SET EXERCISE. Tally up the lines that include "місний" and state that number by itself.

DATA TO USE.
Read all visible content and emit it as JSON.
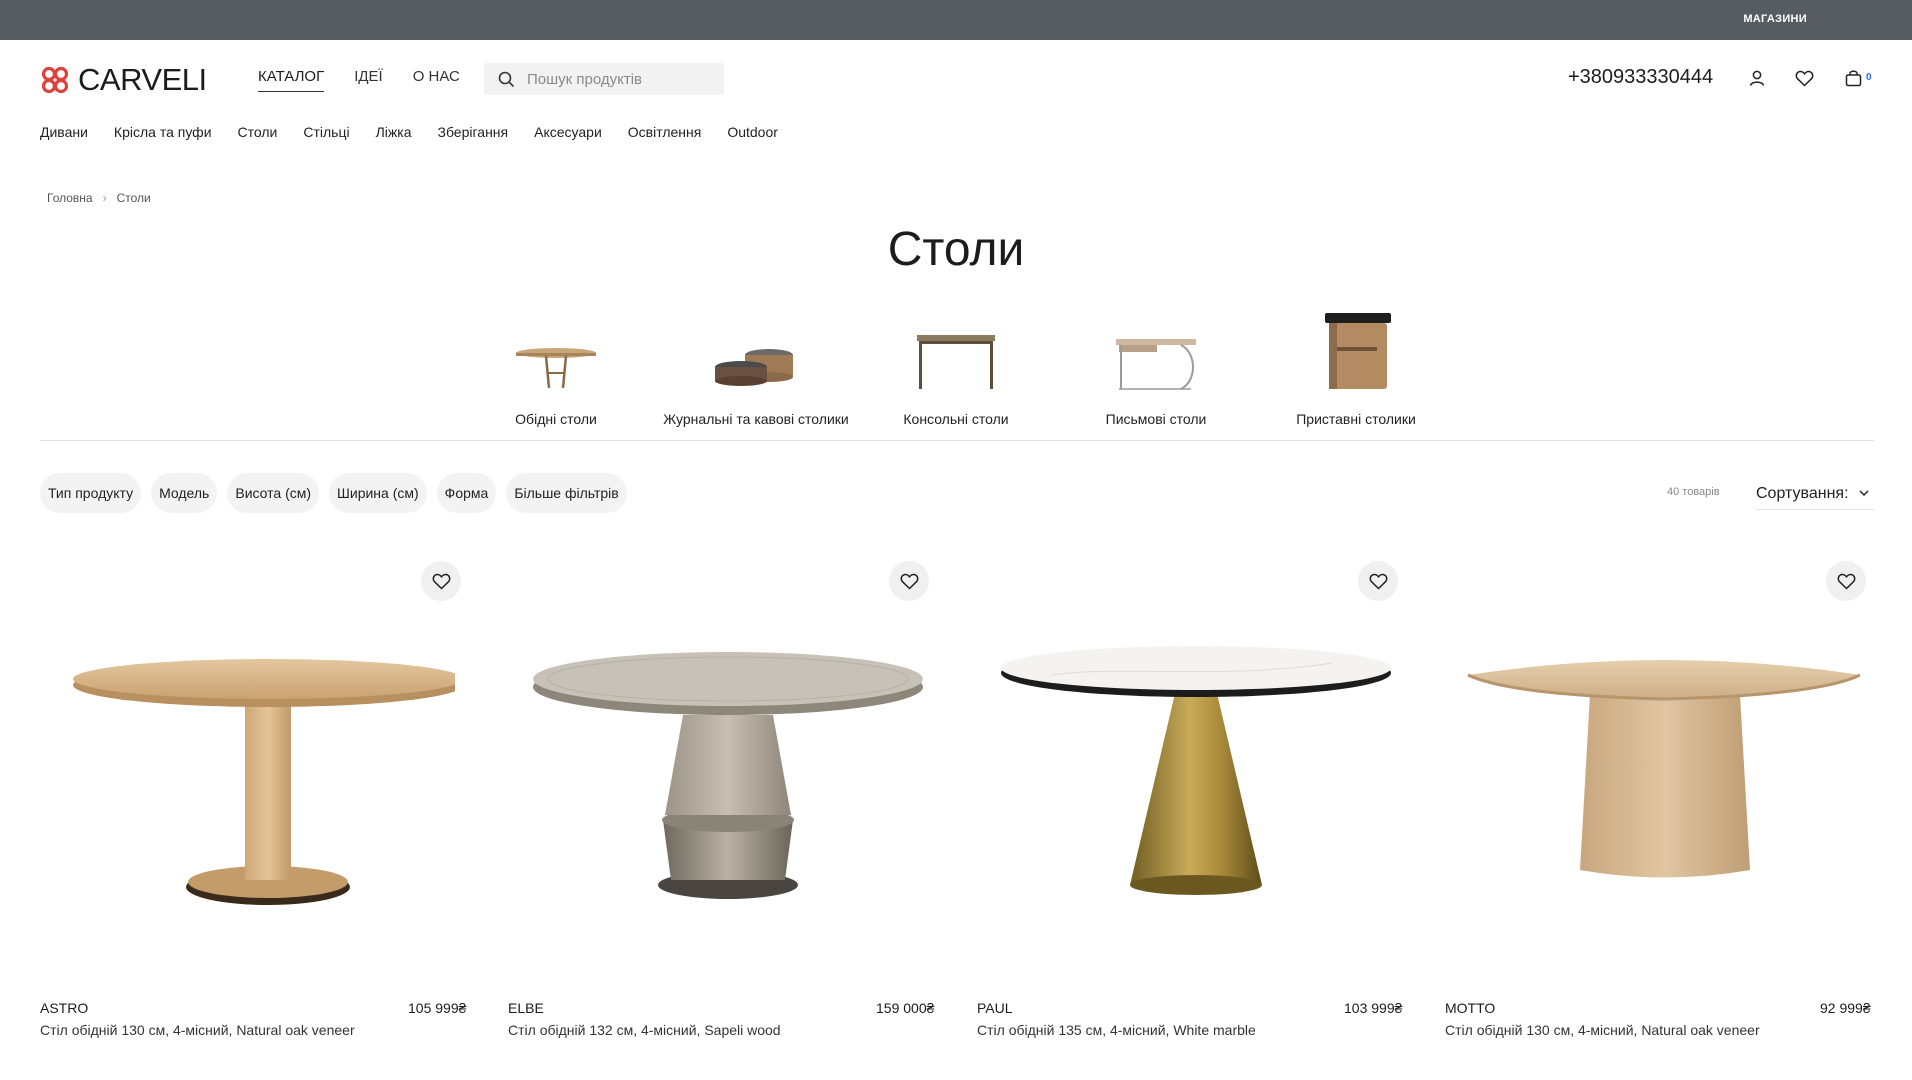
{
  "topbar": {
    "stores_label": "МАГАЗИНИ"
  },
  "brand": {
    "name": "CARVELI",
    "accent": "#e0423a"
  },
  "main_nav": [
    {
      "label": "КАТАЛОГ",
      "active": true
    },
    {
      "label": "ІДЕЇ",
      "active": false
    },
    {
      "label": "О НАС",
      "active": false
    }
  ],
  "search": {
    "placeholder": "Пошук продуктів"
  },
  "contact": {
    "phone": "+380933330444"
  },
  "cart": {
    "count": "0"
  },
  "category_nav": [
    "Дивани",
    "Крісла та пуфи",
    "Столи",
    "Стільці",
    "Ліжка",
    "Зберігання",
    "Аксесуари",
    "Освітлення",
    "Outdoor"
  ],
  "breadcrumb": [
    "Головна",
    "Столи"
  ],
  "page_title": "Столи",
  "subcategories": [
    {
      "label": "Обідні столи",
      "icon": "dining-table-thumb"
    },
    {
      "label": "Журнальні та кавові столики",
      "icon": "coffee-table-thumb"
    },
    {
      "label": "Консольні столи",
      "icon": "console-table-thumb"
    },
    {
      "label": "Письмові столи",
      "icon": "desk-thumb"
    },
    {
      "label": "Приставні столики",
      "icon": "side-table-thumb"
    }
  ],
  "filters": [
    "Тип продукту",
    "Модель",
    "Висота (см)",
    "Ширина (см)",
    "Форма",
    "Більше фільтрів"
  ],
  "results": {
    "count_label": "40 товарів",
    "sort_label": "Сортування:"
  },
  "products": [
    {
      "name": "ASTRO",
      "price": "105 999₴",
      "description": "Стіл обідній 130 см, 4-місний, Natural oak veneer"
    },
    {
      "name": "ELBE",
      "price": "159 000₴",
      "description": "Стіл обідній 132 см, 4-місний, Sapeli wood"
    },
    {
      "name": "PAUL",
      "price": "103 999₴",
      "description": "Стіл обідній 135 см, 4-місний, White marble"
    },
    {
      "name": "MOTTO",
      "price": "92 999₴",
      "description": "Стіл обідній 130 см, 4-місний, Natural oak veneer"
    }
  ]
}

THE SOLUTION. 4